▶
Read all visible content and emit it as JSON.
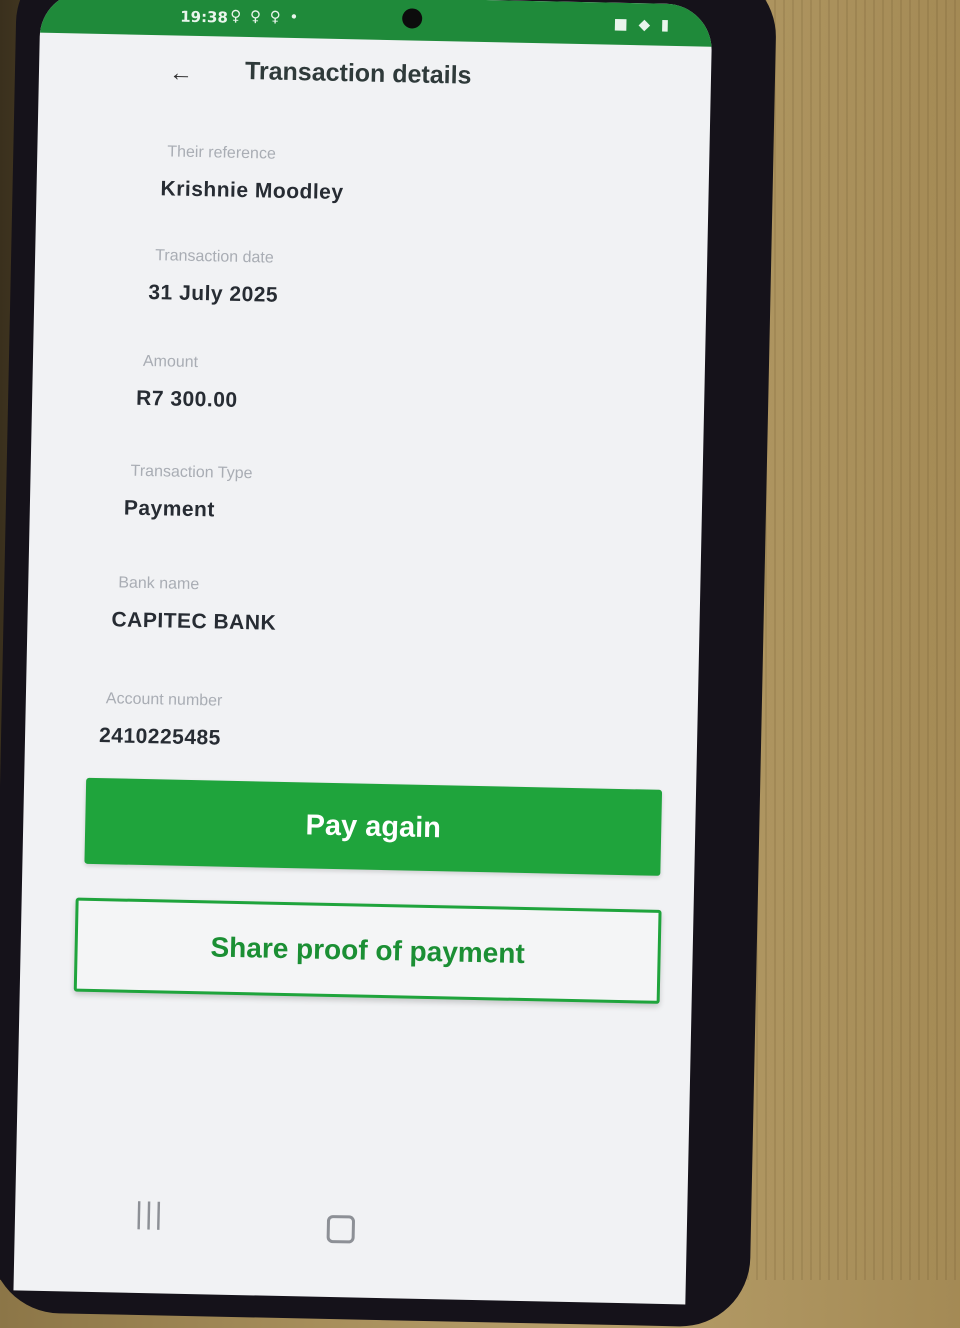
{
  "status_bar": {
    "time": "19:38",
    "notification_icons": "♀ ♀ ♀ •",
    "system_icons": "■ ◆ ▮"
  },
  "header": {
    "back_icon": "←",
    "title": "Transaction details"
  },
  "fields": [
    {
      "label": "Their reference",
      "value": "Krishnie Moodley"
    },
    {
      "label": "Transaction date",
      "value": "31 July 2025"
    },
    {
      "label": "Amount",
      "value": "R7 300.00"
    },
    {
      "label": "Transaction Type",
      "value": "Payment"
    },
    {
      "label": "Bank name",
      "value": "CAPITEC BANK"
    },
    {
      "label": "Account number",
      "value": "2410225485"
    }
  ],
  "actions": {
    "pay_again_label": "Pay again",
    "share_label": "Share proof of payment"
  },
  "nav": {
    "recent_icon": "|||"
  },
  "colors": {
    "brand_green": "#1fa43c",
    "status_bar": "#1f8a3a"
  }
}
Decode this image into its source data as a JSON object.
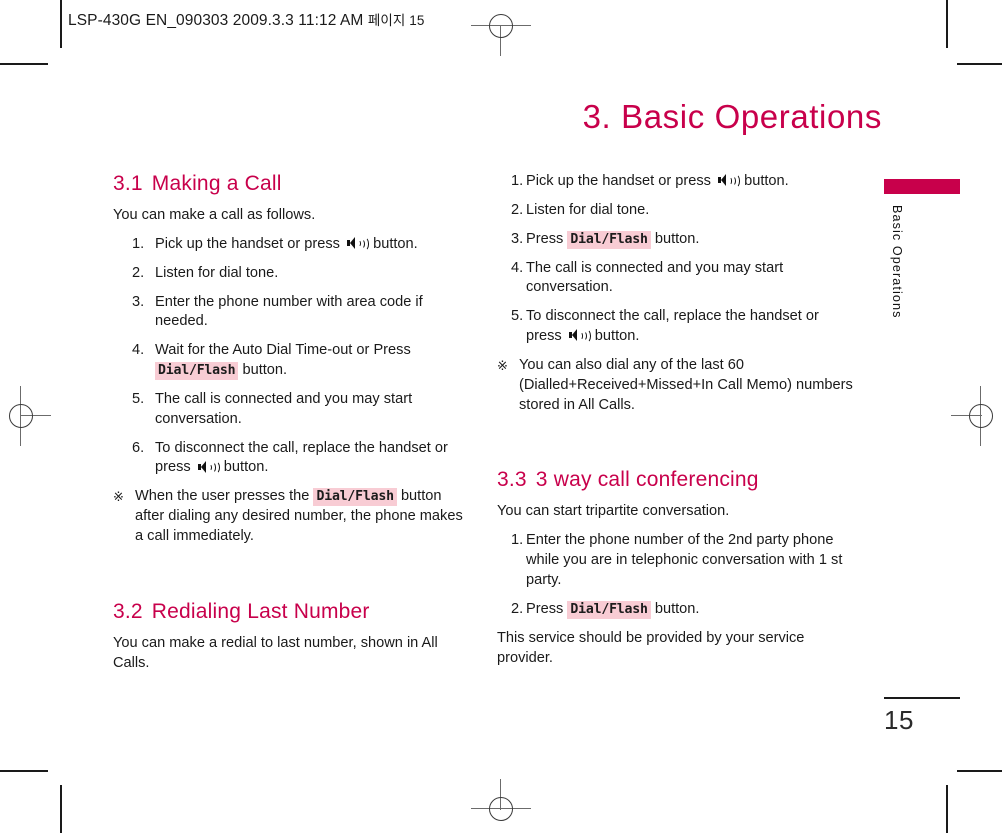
◀
TASK TO CARRY OUT ::
Write out all the entries word for word, but skip any images.

FINISHED ANSWER ::
Read all visible content and emit it as JSON.
{
  "status_bar": {
    "time": "19:38",
    "notification_icons": "♀ ♀ ♀ •",
    "system_icons": "■ ◆ ▮"
  },
  "header": {
    "back_icon": "←",
    "title": "Transaction details"
  },
  "fields": [
    {
      "label": "Their reference",
      "value": "Krishnie Moodley"
    },
    {
      "label": "Transaction date",
      "value": "31 July 2025"
    },
    {
      "label": "Amount",
      "value": "R7 300.00"
    },
    {
      "label": "Transaction Type",
      "value": "Payment"
    },
    {
      "label": "Bank name",
      "value": "CAPITEC BANK"
    },
    {
      "label": "Account number",
      "value": "2410225485"
    }
  ],
  "actions": {
    "pay_again_label": "Pay again",
    "share_label": "Share proof of payment"
  },
  "nav": {
    "recent_icon": "|||"
  },
  "colors": {
    "brand_green": "#1fa43c",
    "status_bar": "#1f8a3a"
  }
}
Decode this image into its source data as a JSON object.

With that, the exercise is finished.